- **OBJECTIVE**
Reproduce verbatim everything from the line containing "row-general-school-tax: 1.09 bbox=[1284, 457, 1319, 476]" down to the line containing "row-value-real-estate: 320 bbox=[842, 373, 872, 392]", both included, in the entries that follow.

-- START OF EXERCISE INPUT --

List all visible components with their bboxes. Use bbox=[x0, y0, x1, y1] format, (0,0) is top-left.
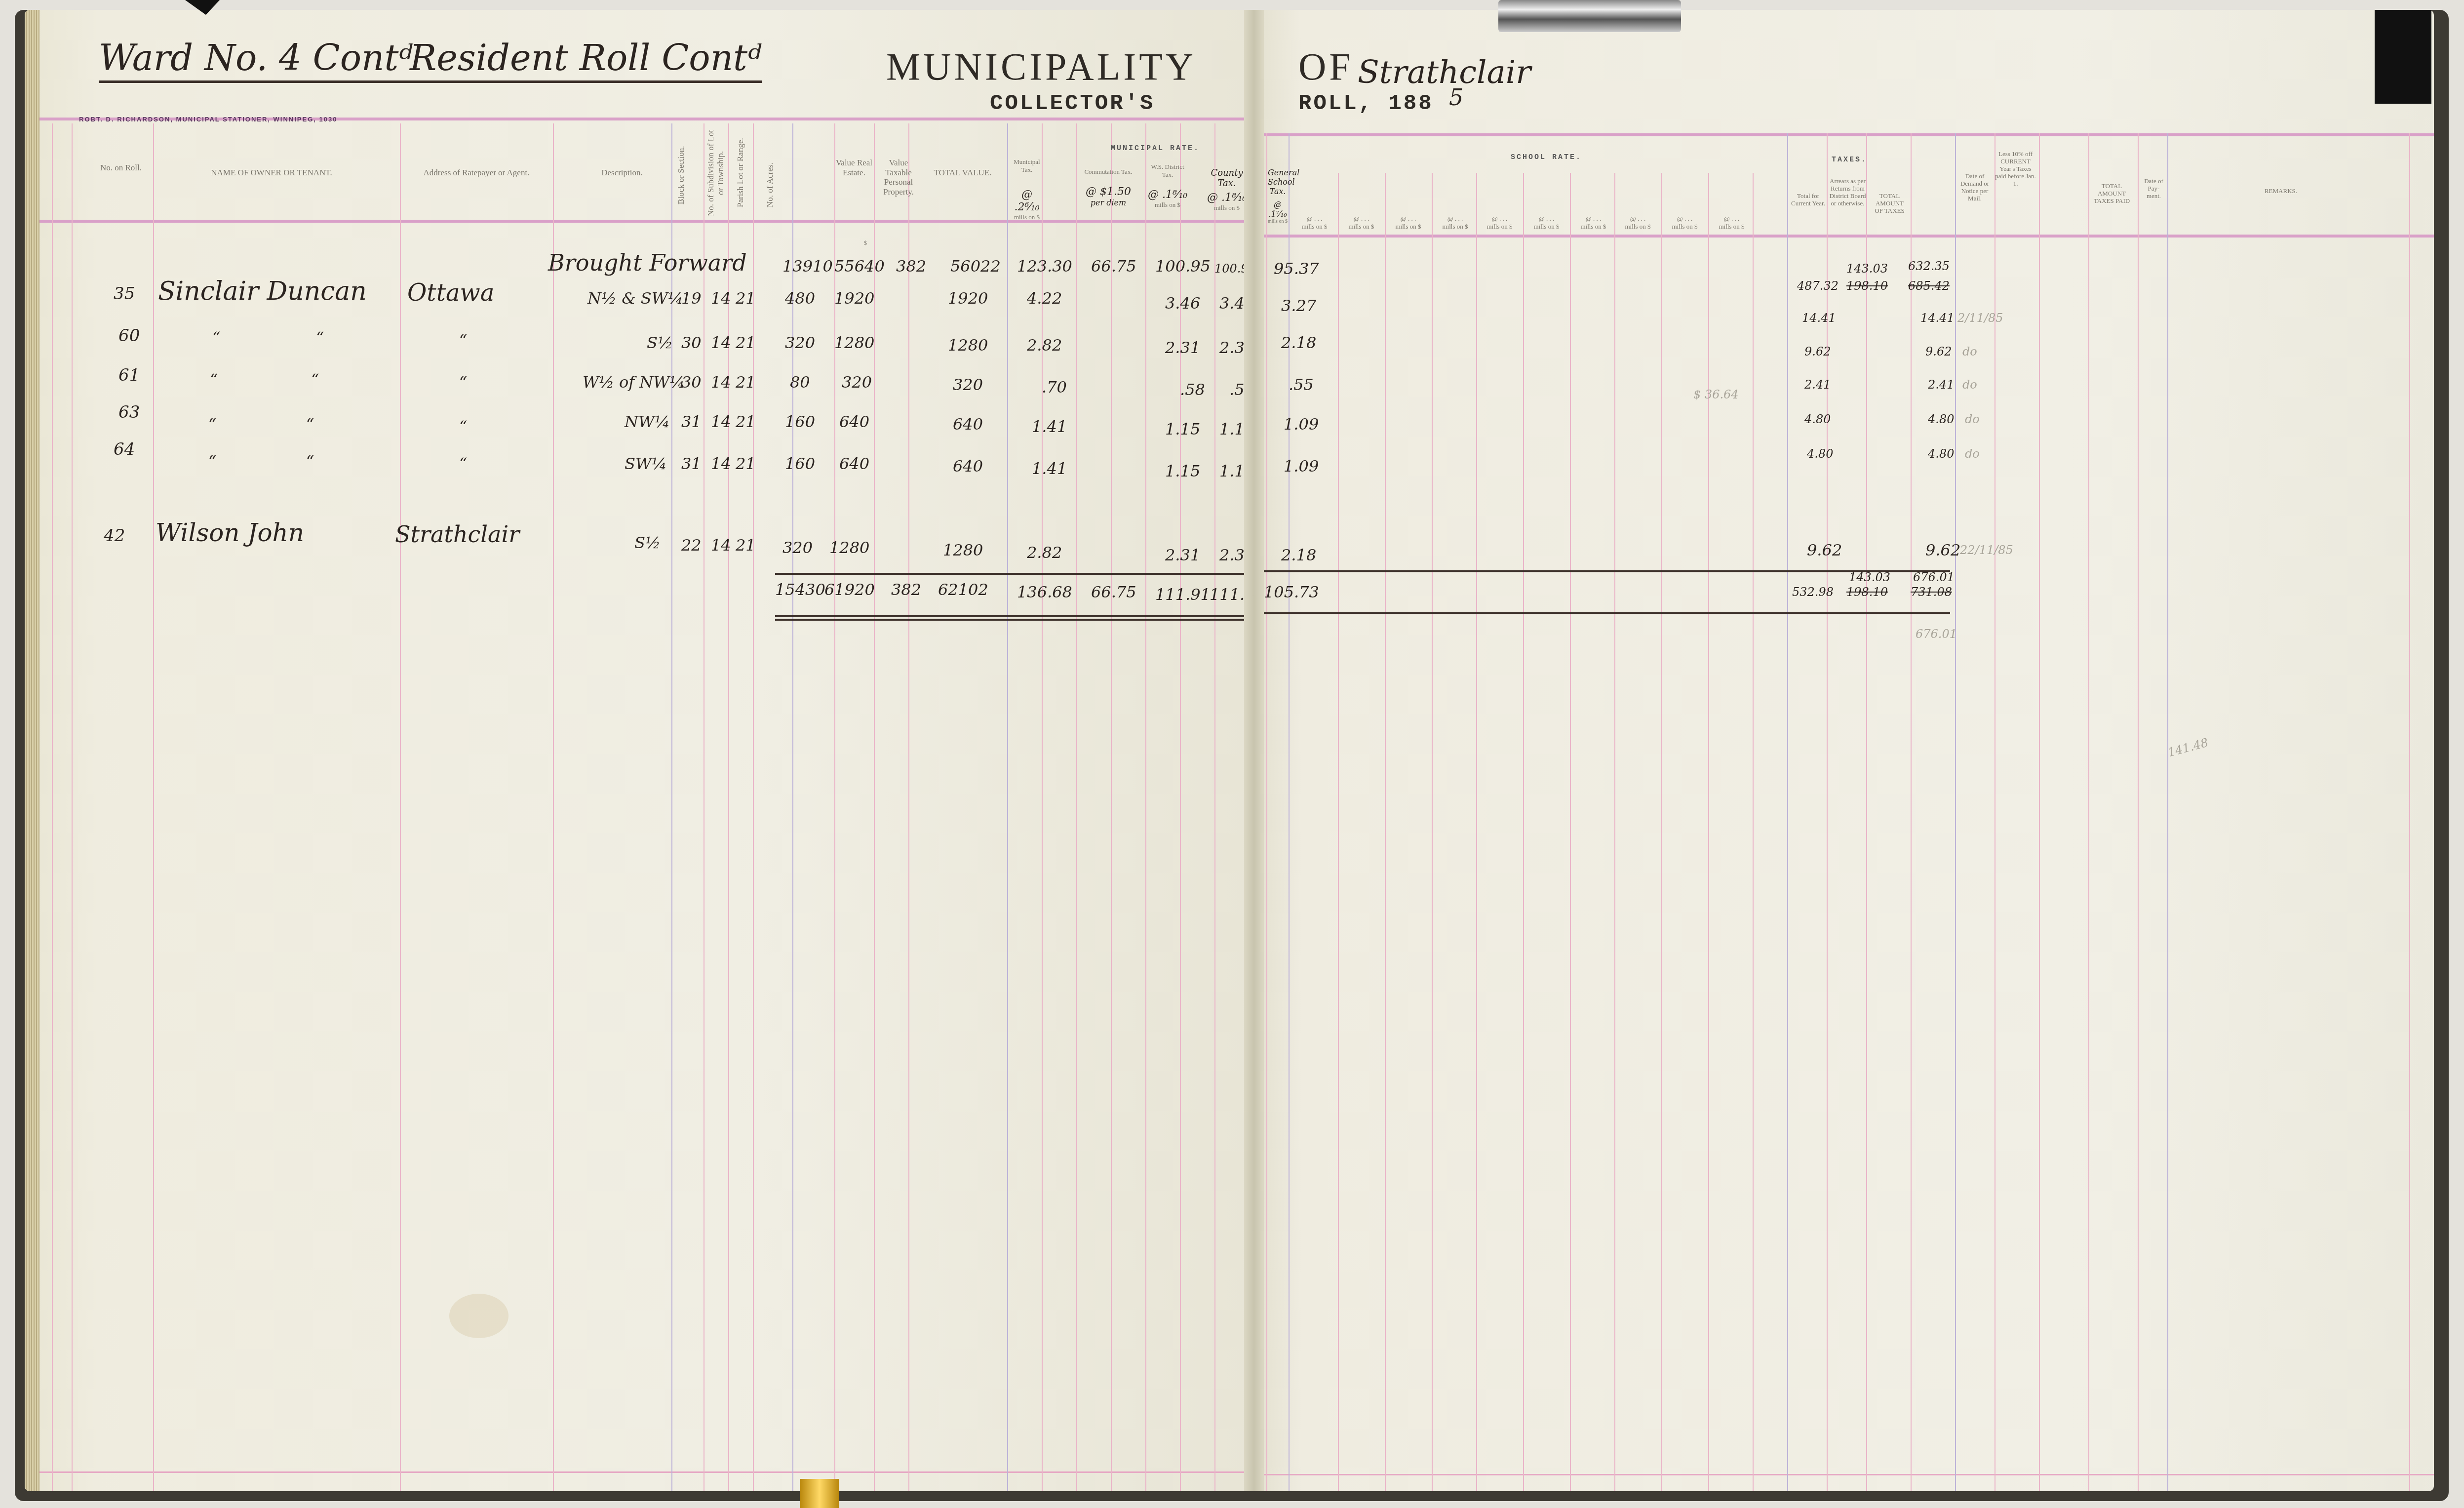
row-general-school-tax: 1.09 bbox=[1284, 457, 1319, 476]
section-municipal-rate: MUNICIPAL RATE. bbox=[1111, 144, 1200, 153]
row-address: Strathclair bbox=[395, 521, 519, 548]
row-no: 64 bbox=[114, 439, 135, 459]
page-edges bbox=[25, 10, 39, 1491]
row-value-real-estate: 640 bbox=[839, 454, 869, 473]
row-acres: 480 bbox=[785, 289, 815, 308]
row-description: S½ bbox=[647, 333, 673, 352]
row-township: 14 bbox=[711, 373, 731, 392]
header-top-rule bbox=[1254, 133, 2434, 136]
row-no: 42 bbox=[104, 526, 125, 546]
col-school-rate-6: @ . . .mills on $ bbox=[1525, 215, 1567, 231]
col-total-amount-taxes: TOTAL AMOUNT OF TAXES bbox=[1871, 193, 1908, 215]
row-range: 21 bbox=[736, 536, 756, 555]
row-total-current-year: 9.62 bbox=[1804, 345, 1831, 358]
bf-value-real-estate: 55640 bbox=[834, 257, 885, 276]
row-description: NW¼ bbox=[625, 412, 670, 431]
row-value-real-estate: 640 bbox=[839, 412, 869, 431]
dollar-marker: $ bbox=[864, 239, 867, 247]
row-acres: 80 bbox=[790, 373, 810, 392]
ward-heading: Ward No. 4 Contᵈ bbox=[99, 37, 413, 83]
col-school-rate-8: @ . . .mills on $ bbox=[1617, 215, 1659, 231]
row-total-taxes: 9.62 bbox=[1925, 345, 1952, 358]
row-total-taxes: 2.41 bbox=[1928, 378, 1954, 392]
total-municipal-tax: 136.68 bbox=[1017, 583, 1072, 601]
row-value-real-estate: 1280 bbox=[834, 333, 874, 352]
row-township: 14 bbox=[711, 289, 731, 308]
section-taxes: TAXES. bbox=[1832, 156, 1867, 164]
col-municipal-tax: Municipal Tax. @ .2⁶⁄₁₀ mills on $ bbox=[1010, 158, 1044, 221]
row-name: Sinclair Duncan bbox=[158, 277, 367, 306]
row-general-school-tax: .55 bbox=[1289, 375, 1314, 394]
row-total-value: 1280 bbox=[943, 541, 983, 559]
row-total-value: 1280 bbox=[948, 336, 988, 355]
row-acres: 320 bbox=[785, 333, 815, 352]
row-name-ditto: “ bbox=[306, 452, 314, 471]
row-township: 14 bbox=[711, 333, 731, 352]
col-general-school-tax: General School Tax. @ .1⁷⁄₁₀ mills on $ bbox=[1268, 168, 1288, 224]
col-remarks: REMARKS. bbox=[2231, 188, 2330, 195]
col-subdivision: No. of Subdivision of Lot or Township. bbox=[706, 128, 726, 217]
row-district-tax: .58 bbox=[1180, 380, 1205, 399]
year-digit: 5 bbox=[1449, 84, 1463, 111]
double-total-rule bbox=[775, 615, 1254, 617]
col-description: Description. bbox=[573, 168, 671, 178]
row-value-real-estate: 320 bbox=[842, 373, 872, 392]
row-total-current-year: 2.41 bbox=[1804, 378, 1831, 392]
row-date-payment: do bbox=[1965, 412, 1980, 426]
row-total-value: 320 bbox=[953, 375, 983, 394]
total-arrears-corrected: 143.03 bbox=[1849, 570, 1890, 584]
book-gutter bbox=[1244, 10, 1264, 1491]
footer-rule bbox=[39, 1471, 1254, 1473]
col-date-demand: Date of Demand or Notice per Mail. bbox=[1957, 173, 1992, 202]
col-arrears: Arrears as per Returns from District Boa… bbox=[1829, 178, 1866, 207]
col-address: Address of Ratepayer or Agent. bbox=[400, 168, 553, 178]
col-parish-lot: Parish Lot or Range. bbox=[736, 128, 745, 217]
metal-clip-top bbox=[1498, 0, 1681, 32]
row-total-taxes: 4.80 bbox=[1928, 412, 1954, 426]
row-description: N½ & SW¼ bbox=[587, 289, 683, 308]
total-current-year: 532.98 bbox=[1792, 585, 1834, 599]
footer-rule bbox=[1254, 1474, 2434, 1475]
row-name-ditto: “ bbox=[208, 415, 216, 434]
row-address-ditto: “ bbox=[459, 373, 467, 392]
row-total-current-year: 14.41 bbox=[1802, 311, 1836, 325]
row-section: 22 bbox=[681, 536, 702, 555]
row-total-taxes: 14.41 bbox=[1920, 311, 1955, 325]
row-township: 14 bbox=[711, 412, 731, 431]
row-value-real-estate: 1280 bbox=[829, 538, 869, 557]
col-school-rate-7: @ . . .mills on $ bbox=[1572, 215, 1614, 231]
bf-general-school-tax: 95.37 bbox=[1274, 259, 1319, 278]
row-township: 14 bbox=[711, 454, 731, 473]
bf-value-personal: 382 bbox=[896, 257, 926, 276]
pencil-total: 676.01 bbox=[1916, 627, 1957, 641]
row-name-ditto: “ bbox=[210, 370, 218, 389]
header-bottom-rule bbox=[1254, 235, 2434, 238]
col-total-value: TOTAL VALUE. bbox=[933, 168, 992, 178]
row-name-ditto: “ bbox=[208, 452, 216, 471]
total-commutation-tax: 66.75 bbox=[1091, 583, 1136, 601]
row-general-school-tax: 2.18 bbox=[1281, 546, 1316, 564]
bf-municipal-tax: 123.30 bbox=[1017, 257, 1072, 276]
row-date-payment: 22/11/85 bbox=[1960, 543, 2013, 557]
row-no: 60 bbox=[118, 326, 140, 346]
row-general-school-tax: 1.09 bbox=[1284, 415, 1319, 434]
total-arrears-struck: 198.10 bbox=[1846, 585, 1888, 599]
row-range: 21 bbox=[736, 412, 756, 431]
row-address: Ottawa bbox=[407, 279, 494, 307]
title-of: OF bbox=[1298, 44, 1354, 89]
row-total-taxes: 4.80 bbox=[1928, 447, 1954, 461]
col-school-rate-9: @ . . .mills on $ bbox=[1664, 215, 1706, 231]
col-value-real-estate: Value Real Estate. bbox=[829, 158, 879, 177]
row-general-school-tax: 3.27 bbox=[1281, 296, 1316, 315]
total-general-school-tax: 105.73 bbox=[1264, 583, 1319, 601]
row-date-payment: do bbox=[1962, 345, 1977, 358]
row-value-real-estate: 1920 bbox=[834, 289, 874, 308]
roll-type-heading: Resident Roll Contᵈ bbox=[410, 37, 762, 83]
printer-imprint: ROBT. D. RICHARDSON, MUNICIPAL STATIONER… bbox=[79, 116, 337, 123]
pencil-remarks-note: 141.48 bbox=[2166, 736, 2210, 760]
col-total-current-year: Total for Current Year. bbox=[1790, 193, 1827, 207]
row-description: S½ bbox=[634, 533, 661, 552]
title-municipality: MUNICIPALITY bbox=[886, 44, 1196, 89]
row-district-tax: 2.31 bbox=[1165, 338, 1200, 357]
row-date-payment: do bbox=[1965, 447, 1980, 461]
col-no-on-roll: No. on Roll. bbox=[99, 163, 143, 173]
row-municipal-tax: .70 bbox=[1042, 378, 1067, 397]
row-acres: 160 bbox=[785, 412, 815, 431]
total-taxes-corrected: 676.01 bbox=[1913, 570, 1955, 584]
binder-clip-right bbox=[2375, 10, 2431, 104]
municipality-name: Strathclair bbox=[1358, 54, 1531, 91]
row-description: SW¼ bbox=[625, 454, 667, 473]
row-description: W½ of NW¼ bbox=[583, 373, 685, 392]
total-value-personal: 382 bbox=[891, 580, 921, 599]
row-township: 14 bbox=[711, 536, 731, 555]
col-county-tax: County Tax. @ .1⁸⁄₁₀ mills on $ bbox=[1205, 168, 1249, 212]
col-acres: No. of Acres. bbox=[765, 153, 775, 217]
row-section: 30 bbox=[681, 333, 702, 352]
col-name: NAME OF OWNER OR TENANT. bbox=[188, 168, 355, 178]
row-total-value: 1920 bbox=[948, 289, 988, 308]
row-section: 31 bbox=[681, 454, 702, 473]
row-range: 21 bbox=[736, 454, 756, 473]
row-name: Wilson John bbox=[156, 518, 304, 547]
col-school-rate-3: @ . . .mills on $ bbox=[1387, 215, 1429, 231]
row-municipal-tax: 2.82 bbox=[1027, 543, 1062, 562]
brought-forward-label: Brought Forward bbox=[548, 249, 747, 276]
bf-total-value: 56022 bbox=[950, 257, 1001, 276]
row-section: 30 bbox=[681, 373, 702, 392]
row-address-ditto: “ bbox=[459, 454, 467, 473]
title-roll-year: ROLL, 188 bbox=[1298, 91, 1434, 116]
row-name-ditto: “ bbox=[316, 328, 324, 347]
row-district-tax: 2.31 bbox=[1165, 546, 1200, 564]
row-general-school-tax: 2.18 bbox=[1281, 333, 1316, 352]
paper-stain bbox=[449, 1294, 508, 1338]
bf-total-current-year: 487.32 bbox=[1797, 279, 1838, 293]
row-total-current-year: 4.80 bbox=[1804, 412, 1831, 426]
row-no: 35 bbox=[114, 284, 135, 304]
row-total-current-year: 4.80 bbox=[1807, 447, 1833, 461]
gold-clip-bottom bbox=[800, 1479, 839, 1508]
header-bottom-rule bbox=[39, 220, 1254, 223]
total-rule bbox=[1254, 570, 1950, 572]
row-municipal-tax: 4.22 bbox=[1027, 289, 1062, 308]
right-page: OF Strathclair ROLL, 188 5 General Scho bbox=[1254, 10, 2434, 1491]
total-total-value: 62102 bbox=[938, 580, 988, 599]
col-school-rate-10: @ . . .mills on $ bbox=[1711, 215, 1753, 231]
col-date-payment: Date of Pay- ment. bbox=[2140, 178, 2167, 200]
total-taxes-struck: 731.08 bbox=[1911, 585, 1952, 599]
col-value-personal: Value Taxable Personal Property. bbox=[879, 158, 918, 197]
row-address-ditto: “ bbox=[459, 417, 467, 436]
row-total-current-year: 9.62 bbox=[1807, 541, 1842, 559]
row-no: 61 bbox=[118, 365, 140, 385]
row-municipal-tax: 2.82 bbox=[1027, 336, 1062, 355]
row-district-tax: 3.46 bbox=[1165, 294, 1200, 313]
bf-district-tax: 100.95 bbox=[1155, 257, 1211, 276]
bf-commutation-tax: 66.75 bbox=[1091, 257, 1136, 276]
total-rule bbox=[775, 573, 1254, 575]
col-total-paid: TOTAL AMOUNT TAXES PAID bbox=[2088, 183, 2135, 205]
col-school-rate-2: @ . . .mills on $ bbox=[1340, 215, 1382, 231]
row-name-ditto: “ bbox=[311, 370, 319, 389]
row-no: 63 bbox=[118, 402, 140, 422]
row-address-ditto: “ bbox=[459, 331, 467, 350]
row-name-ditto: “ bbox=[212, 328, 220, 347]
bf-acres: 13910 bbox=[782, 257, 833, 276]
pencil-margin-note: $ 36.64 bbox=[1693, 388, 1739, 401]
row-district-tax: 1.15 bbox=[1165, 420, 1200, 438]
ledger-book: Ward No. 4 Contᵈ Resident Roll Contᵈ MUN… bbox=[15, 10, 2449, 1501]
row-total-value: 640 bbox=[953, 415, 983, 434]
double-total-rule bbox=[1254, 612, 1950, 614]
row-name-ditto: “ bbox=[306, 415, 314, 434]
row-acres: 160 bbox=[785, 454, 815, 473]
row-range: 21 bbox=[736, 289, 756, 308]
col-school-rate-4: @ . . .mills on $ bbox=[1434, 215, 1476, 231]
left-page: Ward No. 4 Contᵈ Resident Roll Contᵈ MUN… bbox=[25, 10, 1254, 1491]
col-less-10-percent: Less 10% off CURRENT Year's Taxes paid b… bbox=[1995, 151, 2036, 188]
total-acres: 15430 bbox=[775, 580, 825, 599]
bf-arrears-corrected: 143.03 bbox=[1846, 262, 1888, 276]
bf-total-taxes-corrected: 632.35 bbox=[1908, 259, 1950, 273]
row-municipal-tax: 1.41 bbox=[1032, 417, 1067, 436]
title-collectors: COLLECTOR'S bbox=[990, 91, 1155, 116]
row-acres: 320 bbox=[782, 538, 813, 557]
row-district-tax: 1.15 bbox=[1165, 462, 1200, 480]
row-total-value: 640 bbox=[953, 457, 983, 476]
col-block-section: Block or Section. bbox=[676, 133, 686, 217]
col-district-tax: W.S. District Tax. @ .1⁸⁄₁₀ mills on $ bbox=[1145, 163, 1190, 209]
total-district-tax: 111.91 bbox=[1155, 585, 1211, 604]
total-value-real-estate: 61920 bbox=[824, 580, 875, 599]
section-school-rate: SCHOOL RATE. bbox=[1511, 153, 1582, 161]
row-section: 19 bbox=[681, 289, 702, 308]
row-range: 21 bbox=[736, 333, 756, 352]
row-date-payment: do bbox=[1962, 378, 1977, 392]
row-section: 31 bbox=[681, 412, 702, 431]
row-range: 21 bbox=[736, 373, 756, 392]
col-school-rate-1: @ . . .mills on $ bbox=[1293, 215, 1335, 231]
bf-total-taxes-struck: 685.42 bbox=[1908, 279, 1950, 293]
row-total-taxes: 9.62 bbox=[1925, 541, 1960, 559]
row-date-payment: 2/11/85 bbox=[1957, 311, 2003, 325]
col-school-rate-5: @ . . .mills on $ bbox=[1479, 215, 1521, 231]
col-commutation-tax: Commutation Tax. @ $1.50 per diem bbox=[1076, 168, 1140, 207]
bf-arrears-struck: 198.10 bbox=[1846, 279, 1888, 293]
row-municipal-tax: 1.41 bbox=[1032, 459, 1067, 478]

-- END OF EXERCISE INPUT --

- **FULL ANSWER**
row-general-school-tax: 1.09 bbox=[1284, 457, 1319, 476]
section-municipal-rate: MUNICIPAL RATE. bbox=[1111, 144, 1200, 153]
row-address: Strathclair bbox=[395, 521, 519, 548]
row-no: 64 bbox=[114, 439, 135, 459]
page-edges bbox=[25, 10, 39, 1491]
row-value-real-estate: 640 bbox=[839, 454, 869, 473]
row-acres: 480 bbox=[785, 289, 815, 308]
row-description: S½ bbox=[647, 333, 673, 352]
row-township: 14 bbox=[711, 373, 731, 392]
header-top-rule bbox=[1254, 133, 2434, 136]
row-no: 42 bbox=[104, 526, 125, 546]
col-school-rate-6: @ . . .mills on $ bbox=[1525, 215, 1567, 231]
col-total-amount-taxes: TOTAL AMOUNT OF TAXES bbox=[1871, 193, 1908, 215]
row-range: 21 bbox=[736, 536, 756, 555]
row-total-current-year: 9.62 bbox=[1804, 345, 1831, 358]
bf-value-real-estate: 55640 bbox=[834, 257, 885, 276]
row-description: NW¼ bbox=[625, 412, 670, 431]
row-value-real-estate: 640 bbox=[839, 412, 869, 431]
dollar-marker: $ bbox=[864, 239, 867, 247]
row-acres: 80 bbox=[790, 373, 810, 392]
ward-heading: Ward No. 4 Contᵈ bbox=[99, 37, 413, 83]
col-school-rate-8: @ . . .mills on $ bbox=[1617, 215, 1659, 231]
row-total-taxes: 9.62 bbox=[1925, 345, 1952, 358]
row-total-taxes: 2.41 bbox=[1928, 378, 1954, 392]
total-municipal-tax: 136.68 bbox=[1017, 583, 1072, 601]
row-value-real-estate: 1280 bbox=[834, 333, 874, 352]
row-township: 14 bbox=[711, 289, 731, 308]
section-taxes: TAXES. bbox=[1832, 156, 1867, 164]
col-municipal-tax: Municipal Tax. @ .2⁶⁄₁₀ mills on $ bbox=[1010, 158, 1044, 221]
row-name: Sinclair Duncan bbox=[158, 277, 367, 306]
row-general-school-tax: .55 bbox=[1289, 375, 1314, 394]
row-total-value: 1280 bbox=[943, 541, 983, 559]
row-total-value: 1280 bbox=[948, 336, 988, 355]
row-acres: 320 bbox=[785, 333, 815, 352]
row-name-ditto: “ bbox=[306, 452, 314, 471]
row-township: 14 bbox=[711, 333, 731, 352]
col-general-school-tax: General School Tax. @ .1⁷⁄₁₀ mills on $ bbox=[1268, 168, 1288, 224]
col-remarks: REMARKS. bbox=[2231, 188, 2330, 195]
col-subdivision: No. of Subdivision of Lot or Township. bbox=[706, 128, 726, 217]
row-district-tax: .58 bbox=[1180, 380, 1205, 399]
year-digit: 5 bbox=[1449, 84, 1463, 111]
double-total-rule bbox=[775, 615, 1254, 617]
col-description: Description. bbox=[573, 168, 671, 178]
row-value-real-estate: 320 bbox=[842, 373, 872, 392]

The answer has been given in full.